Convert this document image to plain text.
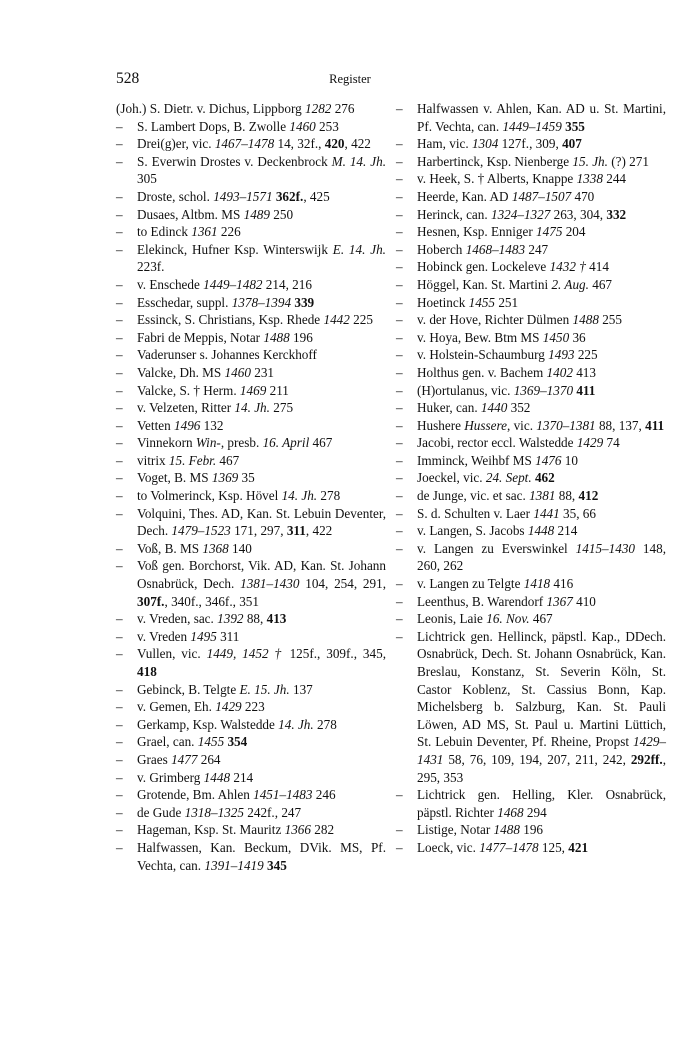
528	Register

(Joh.) S. Dietr. v. Dichus, Lippborg 1282 276

– S. Lambert Dops, B. Zwolle 1460 253

– Drei(g)er, vic. 1467–1478 14, 32f., 420, 422

– S. Everwin Drostes v. Deckenbrock M. 14. Jh. 305

– Droste, schol. 1493–1571 362f., 425

– Dusaes, Altbm. MS 1489 250

– to Edinck 1361 226

– Elekinck, Hufner Ksp. Winterswijk E. 14. Jh. 223f.

– v. Enschede 1449–1482 214, 216

– Esschedar, suppl. 1378–1394 339

– Essinck, S. Christians, Ksp. Rhede 1442 225

– Fabri de Meppis, Notar 1488 196

– Vaderunser s. Johannes Kerckhoff

– Valcke, Dh. MS 1460 231

– Valcke, S. † Herm. 1469 211

– v. Velzeten, Ritter 14. Jh. 275

– Vetten 1496 132

– Vinnekorn Win-, presb. 16. April 467

– vitrix 15. Febr. 467

– Voget, B. MS 1369 35

– to Volmerinck, Ksp. Hövel 14. Jh. 278

– Volquini, Thes. AD, Kan. St. Lebuin Deventer, Dech. 1479–1523 171, 297, 311, 422

– Voß, B. MS 1368 140

– Voß gen. Borchorst, Vik. AD, Kan. St. Johann Osnabrück, Dech. 1381–1430 104, 254, 291, 307f., 340f., 346f., 351

– v. Vreden, sac. 1392 88, 413

– v. Vreden 1495 311

– Vullen, vic. 1449, 1452 † 125f., 309f., 345, 418

– Gebinck, B. Telgte E. 15. Jh. 137

– v. Gemen, Eh. 1429 223

– Gerkamp, Ksp. Walstedde 14. Jh. 278

– Grael, can. 1455 354

– Graes 1477 264

– v. Grimberg 1448 214

– Grotende, Bm. Ahlen 1451–1483 246

– de Gude 1318–1325 242f., 247

– Hageman, Ksp. St. Mauritz 1366 282

– Halfwassen, Kan. Beckum, DVik. MS, Pf. Vechta, can. 1391–1419 345

– Halfwassen v. Ahlen, Kan. AD u. St. Martini, Pf. Vechta, can. 1449–1459 355

– Ham, vic. 1304 127f., 309, 407

– Harbertinck, Ksp. Nienberge 15. Jh. (?) 271

– v. Heek, S. † Alberts, Knappe 1338 244

– Heerde, Kan. AD 1487–1507 470

– Herinck, can. 1324–1327 263, 304, 332

– Hesnen, Ksp. Enniger 1475 204

– Hoberch 1468–1483 247

– Hobinck gen. Lockeleve 1432 † 414

– Höggel, Kan. St. Martini 2. Aug. 467

– Hoetinck 1455 251

– v. der Hove, Richter Dülmen 1488 255

– v. Hoya, Bew. Btm MS 1450 36

– v. Holstein-Schaumburg 1493 225

– Holthus gen. v. Bachem 1402 413

– (H)ortulanus, vic. 1369–1370 411

– Huker, can. 1440 352

– Hushere Hussere, vic. 1370–1381 88, 137, 411

– Jacobi, rector eccl. Walstedde 1429 74

– Imminck, Weihbf MS 1476 10

– Joeckel, vic. 24. Sept. 462

– de Junge, vic. et sac. 1381 88, 412

– S. d. Schulten v. Laer 1441 35, 66

– v. Langen, S. Jacobs 1448 214

– v. Langen zu Everswinkel 1415–1430 148, 260, 262

– v. Langen zu Telgte 1418 416

– Leenthus, B. Warendorf 1367 410

– Leonis, Laie 16. Nov. 467

– Lichtrick gen. Hellinck, päpstl. Kap., DDech. Osnabrück, Dech. St. Johann Osnabrück, Kan. Breslau, Konstanz, St. Severin Köln, St. Castor Koblenz, St. Cassius Bonn, Kap. Michelsberg b. Salzburg, Kan. St. Pauli Löwen, AD MS, St. Paul u. Martini Lüttich, St. Lebuin Deventer, Pf. Rheine, Propst 1429–1431 58, 76, 109, 194, 207, 211, 242, 292ff., 295, 353

– Lichtrick gen. Helling, Kler. Osnabrück, päpstl. Richter 1468 294

– Listige, Notar 1488 196

– Loeck, vic. 1477–1478 125, 421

Exercise —
Copy every line from the records above that contains the word "Martini".

Answer to the task —
– Halfwassen v. Ahlen, Kan. AD u. St. Martini, Pf. Vechta, can. 1449–1459 355
– Höggel, Kan. St. Martini 2. Aug. 467
– Lichtrick gen. Hellinck, päpstl. Kap., DDech. Osnabrück, Dech. St. Johann Osnabrück, Kan. Breslau, Konstanz, St. Severin Köln, St. Castor Koblenz, St. Cassius Bonn, Kap. Michelsberg b. Salzburg, Kan. St. Pauli Löwen, AD MS, St. Paul u. Martini Lüttich, St. Lebuin Deventer, Pf. Rheine, Propst 1429–1431 58, 76, 109, 194, 207, 211, 242, 292ff., 295, 353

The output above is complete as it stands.